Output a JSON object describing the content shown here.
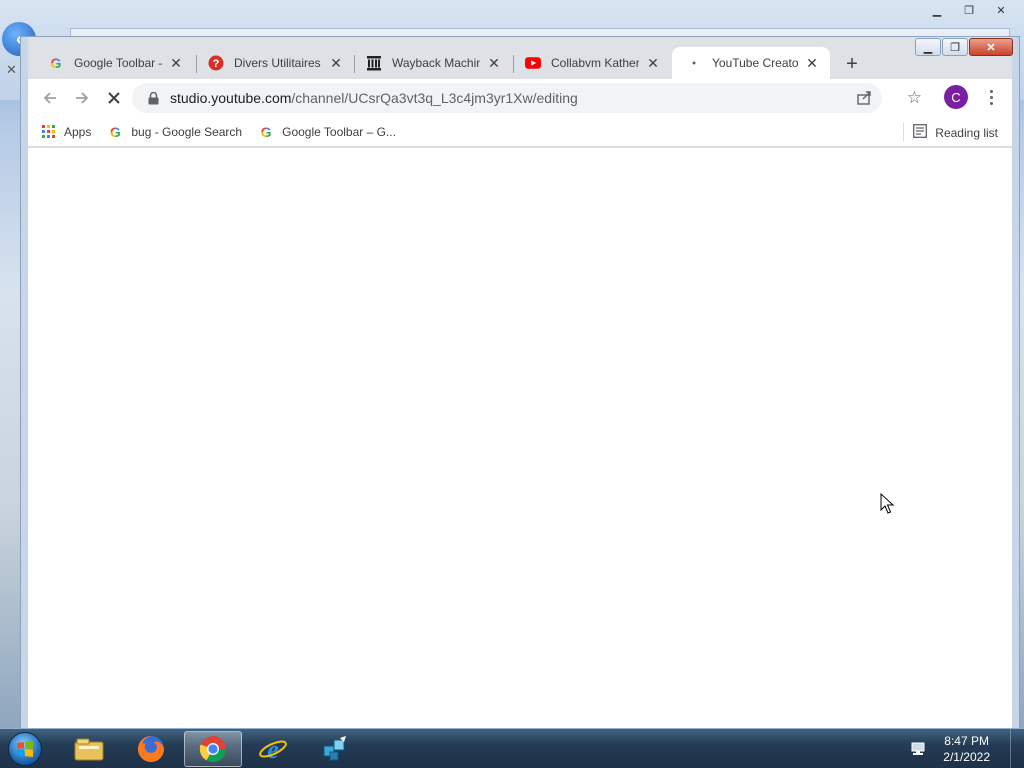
{
  "browser": {
    "tabs": [
      {
        "title": "Google Toolbar –",
        "icon": "google-icon"
      },
      {
        "title": "Divers Utilitaires",
        "icon": "help-icon"
      },
      {
        "title": "Wayback Machine",
        "icon": "wayback-icon"
      },
      {
        "title": "Collabvm Katheri",
        "icon": "youtube-icon"
      },
      {
        "title": "YouTube Creator",
        "icon": "loading-dot-icon"
      }
    ],
    "url": {
      "host": "studio.youtube.com",
      "path": "/channel/UCsrQa3vt3q_L3c4jm3yr1Xw/editing"
    },
    "profile_initial": "C",
    "bookmarks": [
      {
        "label": "Apps",
        "icon": "apps-grid-icon"
      },
      {
        "label": "bug - Google Search",
        "icon": "google-icon"
      },
      {
        "label": "Google Toolbar – G...",
        "icon": "google-icon"
      }
    ],
    "reading_list": "Reading list"
  },
  "taskbar": {
    "time": "8:47 PM",
    "date": "2/1/2022",
    "items": [
      "windows-explorer-icon",
      "firefox-icon",
      "chrome-icon",
      "internet-explorer-icon",
      "network-app-icon"
    ]
  },
  "colors": {
    "avatar": "#7b1fa2",
    "youtube_red": "#ff0000",
    "help_red": "#d93025"
  }
}
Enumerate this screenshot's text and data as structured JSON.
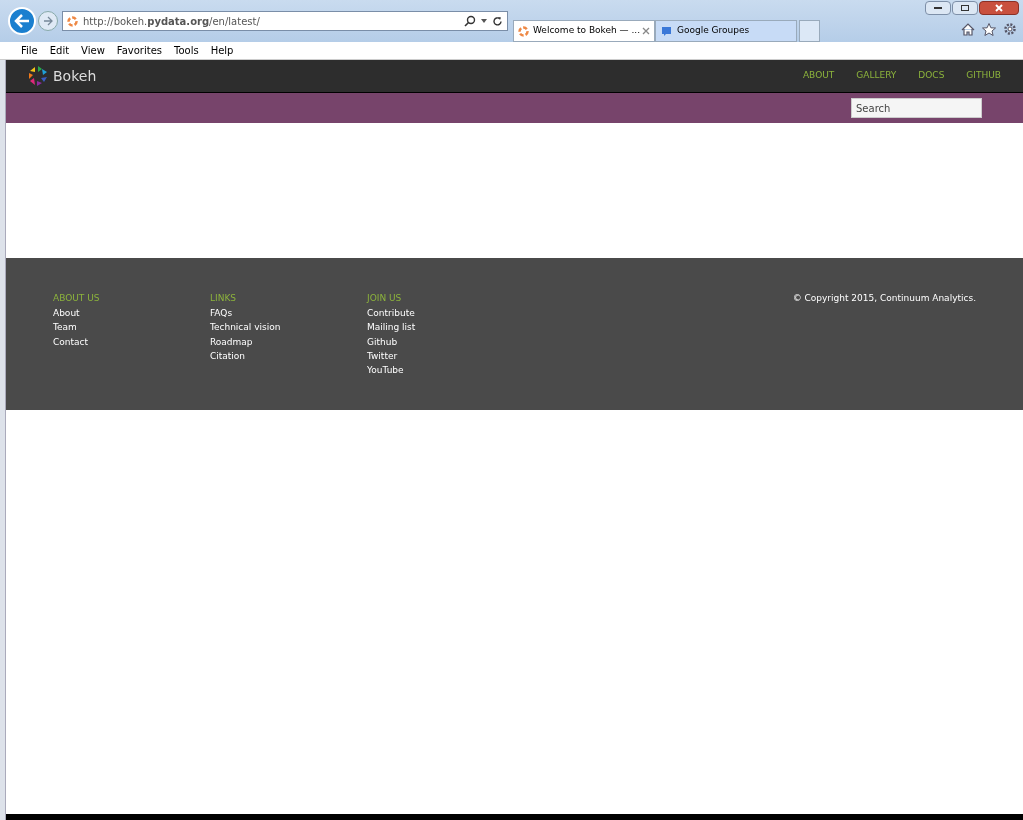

□ □ □ □

What to work on »
Where a line holds "title", copy that line.

Answer to this problem »
        "title": "Google Toolbar –",
        "title": "Divers Utilitaires",
        "title": "Wayback Machine",
        "title": "Collabvm Katheri",
        "title": "YouTube Creator",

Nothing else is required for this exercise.